▶ **The request**
Repeat all of the data below word for word, leaving the pictures out of your answer.

** begin Input rows **

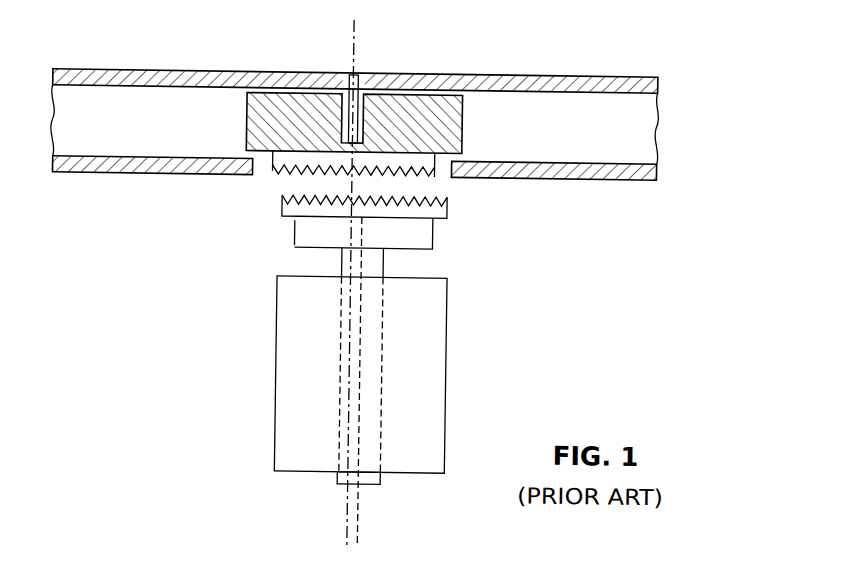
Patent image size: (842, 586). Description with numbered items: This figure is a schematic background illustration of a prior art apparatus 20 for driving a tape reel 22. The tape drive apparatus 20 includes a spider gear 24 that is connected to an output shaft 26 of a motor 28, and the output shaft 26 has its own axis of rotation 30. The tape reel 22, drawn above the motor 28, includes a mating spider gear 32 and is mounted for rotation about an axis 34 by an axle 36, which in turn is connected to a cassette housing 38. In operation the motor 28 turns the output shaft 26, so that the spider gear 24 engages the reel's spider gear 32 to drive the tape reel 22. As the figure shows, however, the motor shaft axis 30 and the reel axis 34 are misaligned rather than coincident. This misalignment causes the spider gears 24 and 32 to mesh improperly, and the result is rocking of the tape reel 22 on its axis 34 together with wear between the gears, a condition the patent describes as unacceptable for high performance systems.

The apparatus for driving a tape reel 20 is at (246, 348).
The tape reel 22 is at (245, 130).
The spider gear 24 is at (446, 209).
The output shaft 26 is at (341, 267).
The motor 28 is at (447, 338).
The axis of rotation 30 is at (361, 518).
The spider gear 32 is at (281, 172).
The axis 34 is at (350, 40).
The axle 36 is at (357, 119).
The cassette housing 38 is at (592, 73).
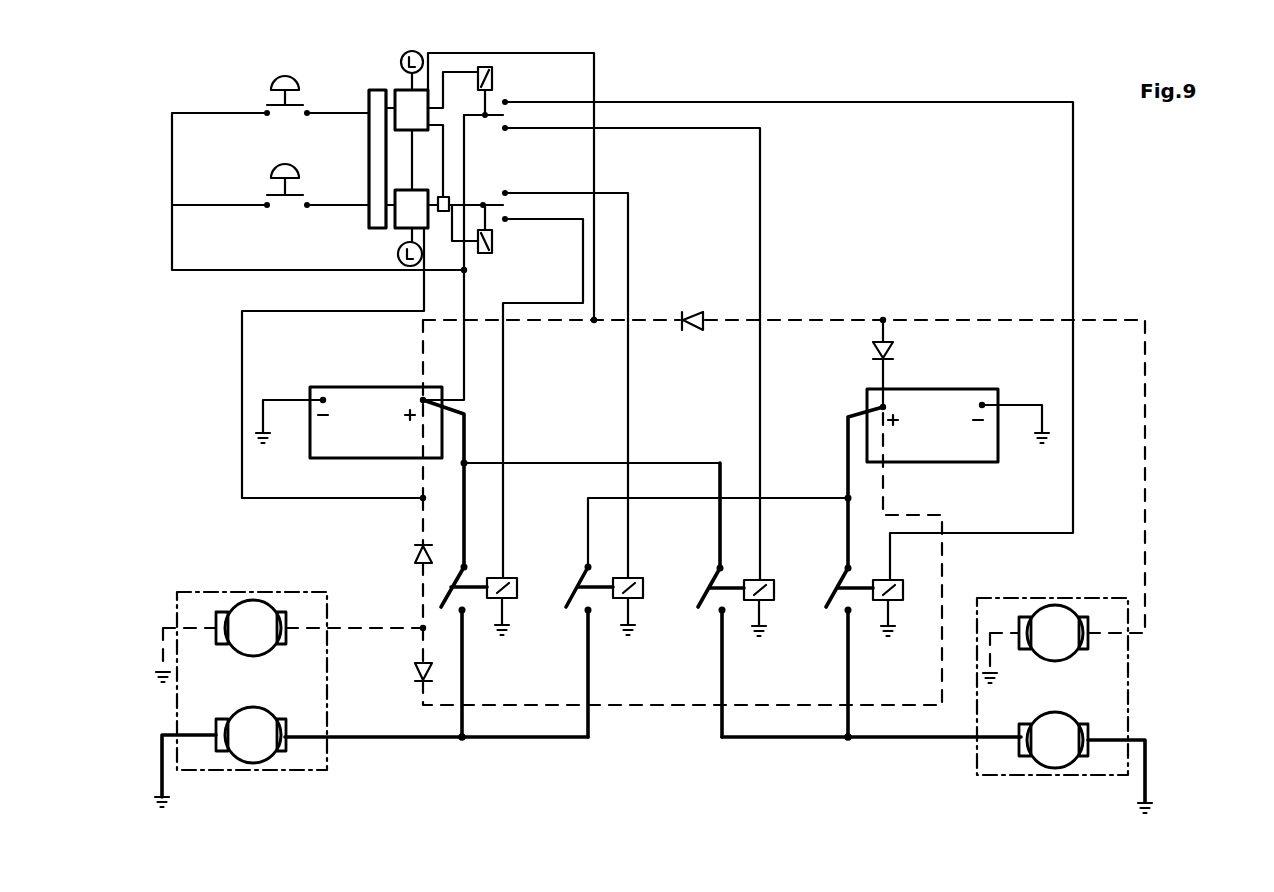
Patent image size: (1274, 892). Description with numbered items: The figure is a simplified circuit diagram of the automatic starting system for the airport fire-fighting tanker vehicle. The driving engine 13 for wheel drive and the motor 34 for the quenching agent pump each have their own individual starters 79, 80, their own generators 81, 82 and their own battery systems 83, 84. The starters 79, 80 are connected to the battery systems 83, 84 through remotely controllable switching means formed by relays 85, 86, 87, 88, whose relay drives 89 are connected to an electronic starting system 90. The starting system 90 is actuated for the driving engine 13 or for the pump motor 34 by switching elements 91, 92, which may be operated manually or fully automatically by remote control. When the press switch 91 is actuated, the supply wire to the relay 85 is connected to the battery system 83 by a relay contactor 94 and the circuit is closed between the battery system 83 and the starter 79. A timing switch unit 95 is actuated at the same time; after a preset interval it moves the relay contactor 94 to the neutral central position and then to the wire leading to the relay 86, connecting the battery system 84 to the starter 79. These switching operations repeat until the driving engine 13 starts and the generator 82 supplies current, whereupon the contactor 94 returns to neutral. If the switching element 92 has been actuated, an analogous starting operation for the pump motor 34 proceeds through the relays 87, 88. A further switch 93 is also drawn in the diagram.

The driving engine 13 is at (1108, 685).
The motor for the quenching agent pump 34 is at (308, 695).
The starter 79 is at (1050, 752).
The starter 80 is at (252, 750).
The generator 81 is at (1053, 625).
The generator 82 is at (246, 620).
The battery system 83 is at (945, 407).
The battery system 84 is at (350, 405).
The relay 85 is at (902, 601).
The relay 86 is at (768, 600).
The relay 87 is at (642, 599).
The relay 88 is at (514, 599).
The relay drive 89 is at (518, 586).
The electronic starting system 90 is at (387, 236).
The switching element 91 is at (289, 78).
The switching element 92 is at (289, 172).
The switch 93 is at (493, 78).
The relay contactor 94 is at (493, 117).
The timing switch unit 95 is at (401, 64).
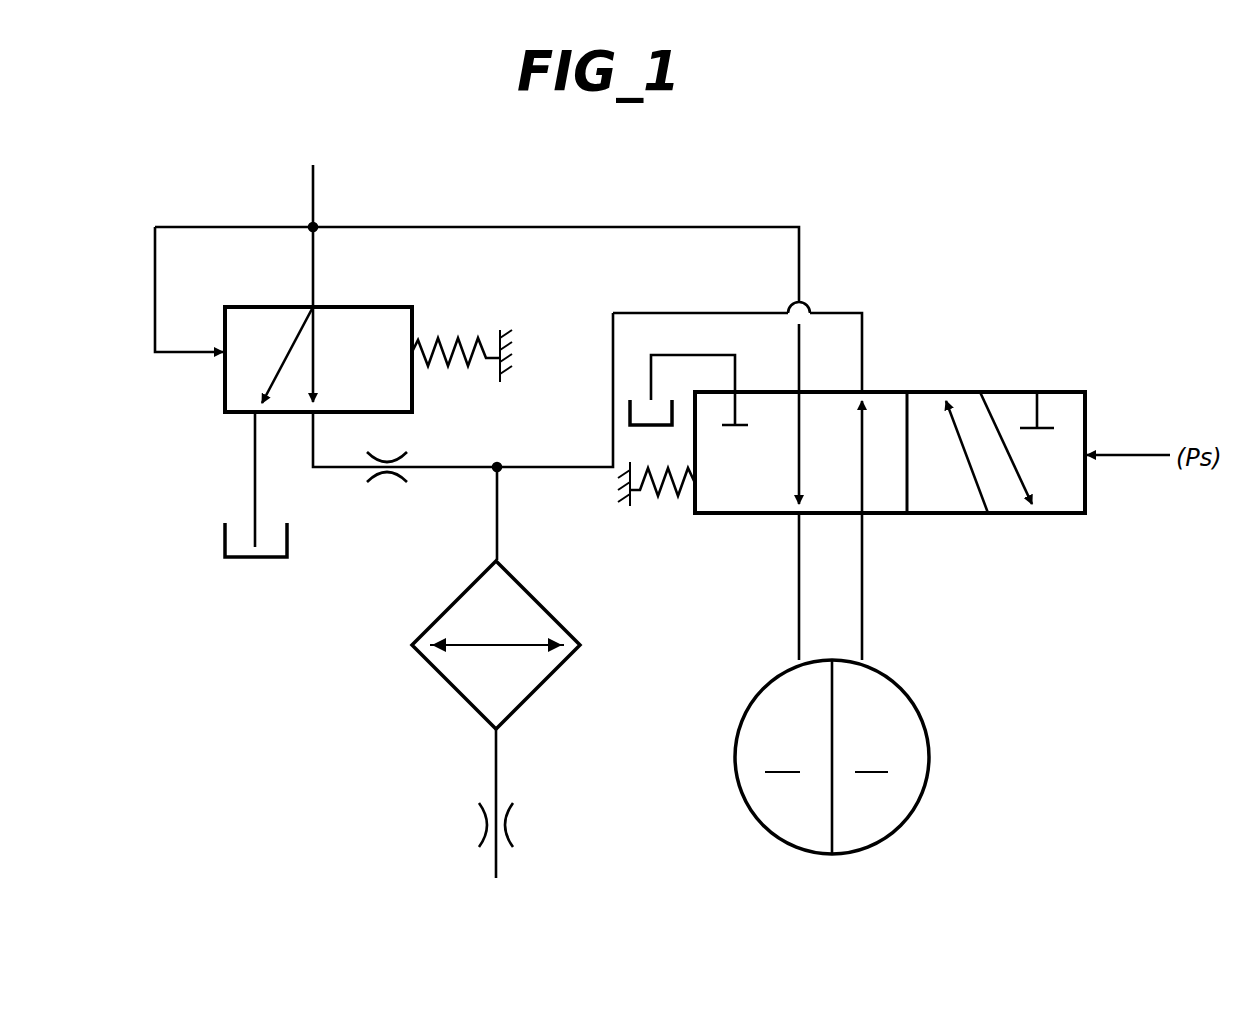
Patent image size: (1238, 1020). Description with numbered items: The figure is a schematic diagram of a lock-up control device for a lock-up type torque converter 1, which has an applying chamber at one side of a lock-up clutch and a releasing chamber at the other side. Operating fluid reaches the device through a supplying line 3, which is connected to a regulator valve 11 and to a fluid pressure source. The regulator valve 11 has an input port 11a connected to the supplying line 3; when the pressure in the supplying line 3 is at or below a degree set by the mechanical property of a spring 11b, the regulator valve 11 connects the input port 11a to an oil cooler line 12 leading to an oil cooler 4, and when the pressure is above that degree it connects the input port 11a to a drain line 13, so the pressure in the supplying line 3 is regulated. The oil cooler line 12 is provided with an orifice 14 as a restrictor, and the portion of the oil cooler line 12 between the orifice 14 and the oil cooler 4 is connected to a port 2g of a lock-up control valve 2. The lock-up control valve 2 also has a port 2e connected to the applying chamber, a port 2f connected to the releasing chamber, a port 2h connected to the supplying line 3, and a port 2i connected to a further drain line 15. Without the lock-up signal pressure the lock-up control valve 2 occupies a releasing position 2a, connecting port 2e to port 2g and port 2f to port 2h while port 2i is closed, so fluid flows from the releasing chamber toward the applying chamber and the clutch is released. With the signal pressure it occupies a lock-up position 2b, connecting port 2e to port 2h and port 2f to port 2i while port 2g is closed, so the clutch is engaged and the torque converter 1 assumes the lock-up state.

The lock-up type torque converter 1 is at (930, 752).
The lock-up control valve 2 is at (1075, 513).
The releasing position 2a is at (890, 490).
The lock-up position 2b is at (1055, 490).
The port 2e is at (862, 515).
The port 2f is at (798, 515).
The port 2g is at (864, 392).
The port 2h is at (800, 392).
The port 2i is at (737, 392).
The supplying line 3 is at (313, 186).
The oil cooler 4 is at (437, 620).
The regulator valve 11 is at (412, 307).
The input port 11a is at (313, 307).
The spring 11b is at (456, 372).
The oil cooler line 12 is at (462, 467).
The drain line 13 is at (255, 472).
The orifice 14 is at (381, 485).
The drain line 15 is at (690, 352).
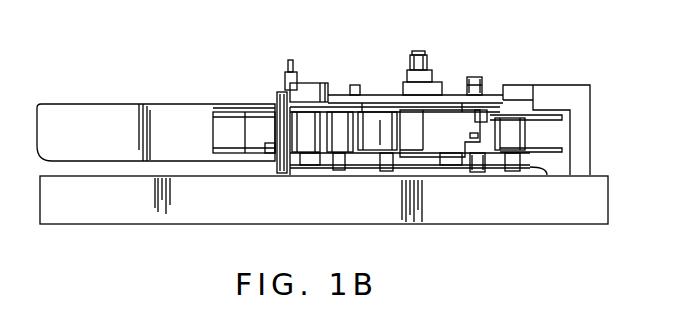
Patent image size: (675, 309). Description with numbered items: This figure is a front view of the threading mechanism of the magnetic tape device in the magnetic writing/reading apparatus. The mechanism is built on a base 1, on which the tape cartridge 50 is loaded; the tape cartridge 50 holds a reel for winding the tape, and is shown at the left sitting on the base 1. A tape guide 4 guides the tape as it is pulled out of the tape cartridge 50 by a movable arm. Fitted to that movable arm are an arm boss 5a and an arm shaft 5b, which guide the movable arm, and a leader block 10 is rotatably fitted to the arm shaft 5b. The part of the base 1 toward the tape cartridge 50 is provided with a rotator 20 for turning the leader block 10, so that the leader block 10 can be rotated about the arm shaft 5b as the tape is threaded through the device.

The base 1 is at (98, 213).
The tape guide 4 is at (377, 162).
The arm boss 5a is at (474, 77).
The arm shaft 5b is at (470, 160).
The leader block 10 is at (432, 140).
The rotator 20 is at (277, 98).
The tape cartridge 50 is at (110, 118).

** end Input rows **

▶ **Written response**
Patent image size: (842, 586). Description with numbered items: This figure is a schematic background illustration of a prior art apparatus 20 for driving a tape reel 22. The tape drive apparatus 20 includes a spider gear 24 that is connected to an output shaft 26 of a motor 28, and the output shaft 26 has its own axis of rotation 30. The tape reel 22, drawn above the motor 28, includes a mating spider gear 32 and is mounted for rotation about an axis 34 by an axle 36, which in turn is connected to a cassette housing 38. In operation the motor 28 turns the output shaft 26, so that the spider gear 24 engages the reel's spider gear 32 to drive the tape reel 22. As the figure shows, however, the motor shaft axis 30 and the reel axis 34 are misaligned rather than coincident. This misalignment causes the spider gears 24 and 32 to mesh improperly, and the result is rocking of the tape reel 22 on its axis 34 together with wear between the gears, a condition the patent describes as unacceptable for high performance systems.

The apparatus for driving a tape reel 20 is at (246, 348).
The tape reel 22 is at (245, 130).
The spider gear 24 is at (446, 209).
The output shaft 26 is at (341, 267).
The motor 28 is at (447, 338).
The axis of rotation 30 is at (361, 518).
The spider gear 32 is at (281, 172).
The axis 34 is at (350, 40).
The axle 36 is at (357, 119).
The cassette housing 38 is at (592, 73).
Patent image size: (1274, 892). Description with numbered items: The figure is a simplified circuit diagram of the automatic starting system for the airport fire-fighting tanker vehicle. The driving engine 13 for wheel drive and the motor 34 for the quenching agent pump each have their own individual starters 79, 80, their own generators 81, 82 and their own battery systems 83, 84. The starters 79, 80 are connected to the battery systems 83, 84 through remotely controllable switching means formed by relays 85, 86, 87, 88, whose relay drives 89 are connected to an electronic starting system 90. The starting system 90 is actuated for the driving engine 13 or for the pump motor 34 by switching elements 91, 92, which may be operated manually or fully automatically by remote control. When the press switch 91 is actuated, the supply wire to the relay 85 is connected to the battery system 83 by a relay contactor 94 and the circuit is closed between the battery system 83 and the starter 79. A timing switch unit 95 is actuated at the same time; after a preset interval it moves the relay contactor 94 to the neutral central position and then to the wire leading to the relay 86, connecting the battery system 84 to the starter 79. These switching operations repeat until the driving engine 13 starts and the generator 82 supplies current, whereupon the contactor 94 returns to neutral. If the switching element 92 has been actuated, an analogous starting operation for the pump motor 34 proceeds through the relays 87, 88. A further switch 93 is also drawn in the diagram.

The driving engine 13 is at (1108, 685).
The motor for the quenching agent pump 34 is at (308, 695).
The starter 79 is at (1050, 752).
The starter 80 is at (252, 750).
The generator 81 is at (1053, 625).
The generator 82 is at (246, 620).
The battery system 83 is at (945, 407).
The battery system 84 is at (350, 405).
The relay 85 is at (902, 601).
The relay 86 is at (768, 600).
The relay 87 is at (642, 599).
The relay 88 is at (514, 599).
The relay drive 89 is at (518, 586).
The electronic starting system 90 is at (387, 236).
The switching element 91 is at (289, 78).
The switching element 92 is at (289, 172).
The switch 93 is at (493, 78).
The relay contactor 94 is at (493, 117).
The timing switch unit 95 is at (401, 64).
Patent image size: (1238, 1020). Description with numbered items: The figure is a schematic diagram of a lock-up control device for a lock-up type torque converter 1, which has an applying chamber at one side of a lock-up clutch and a releasing chamber at the other side. Operating fluid reaches the device through a supplying line 3, which is connected to a regulator valve 11 and to a fluid pressure source. The regulator valve 11 has an input port 11a connected to the supplying line 3; when the pressure in the supplying line 3 is at or below a degree set by the mechanical property of a spring 11b, the regulator valve 11 connects the input port 11a to an oil cooler line 12 leading to an oil cooler 4, and when the pressure is above that degree it connects the input port 11a to a drain line 13, so the pressure in the supplying line 3 is regulated. The oil cooler line 12 is provided with an orifice 14 as a restrictor, and the portion of the oil cooler line 12 between the orifice 14 and the oil cooler 4 is connected to a port 2g of a lock-up control valve 2. The lock-up control valve 2 also has a port 2e connected to the applying chamber, a port 2f connected to the releasing chamber, a port 2h connected to the supplying line 3, and a port 2i connected to a further drain line 15. Without the lock-up signal pressure the lock-up control valve 2 occupies a releasing position 2a, connecting port 2e to port 2g and port 2f to port 2h while port 2i is closed, so fluid flows from the releasing chamber toward the applying chamber and the clutch is released. With the signal pressure it occupies a lock-up position 2b, connecting port 2e to port 2h and port 2f to port 2i while port 2g is closed, so the clutch is engaged and the torque converter 1 assumes the lock-up state.

The lock-up type torque converter 1 is at (930, 752).
The lock-up control valve 2 is at (1075, 513).
The releasing position 2a is at (890, 490).
The lock-up position 2b is at (1055, 490).
The port 2e is at (862, 515).
The port 2f is at (798, 515).
The port 2g is at (864, 392).
The port 2h is at (800, 392).
The port 2i is at (737, 392).
The supplying line 3 is at (313, 186).
The oil cooler 4 is at (437, 620).
The regulator valve 11 is at (412, 307).
The input port 11a is at (313, 307).
The spring 11b is at (456, 372).
The oil cooler line 12 is at (462, 467).
The drain line 13 is at (255, 472).
The orifice 14 is at (381, 485).
The drain line 15 is at (690, 352).
Patent image size: (675, 309). Description with numbered items: This figure is a front view of the threading mechanism of the magnetic tape device in the magnetic writing/reading apparatus. The mechanism is built on a base 1, on which the tape cartridge 50 is loaded; the tape cartridge 50 holds a reel for winding the tape, and is shown at the left sitting on the base 1. A tape guide 4 guides the tape as it is pulled out of the tape cartridge 50 by a movable arm. Fitted to that movable arm are an arm boss 5a and an arm shaft 5b, which guide the movable arm, and a leader block 10 is rotatably fitted to the arm shaft 5b. The part of the base 1 toward the tape cartridge 50 is provided with a rotator 20 for turning the leader block 10, so that the leader block 10 can be rotated about the arm shaft 5b as the tape is threaded through the device.

The base 1 is at (98, 213).
The tape guide 4 is at (377, 162).
The arm boss 5a is at (474, 77).
The arm shaft 5b is at (470, 160).
The leader block 10 is at (432, 140).
The rotator 20 is at (277, 98).
The tape cartridge 50 is at (110, 118).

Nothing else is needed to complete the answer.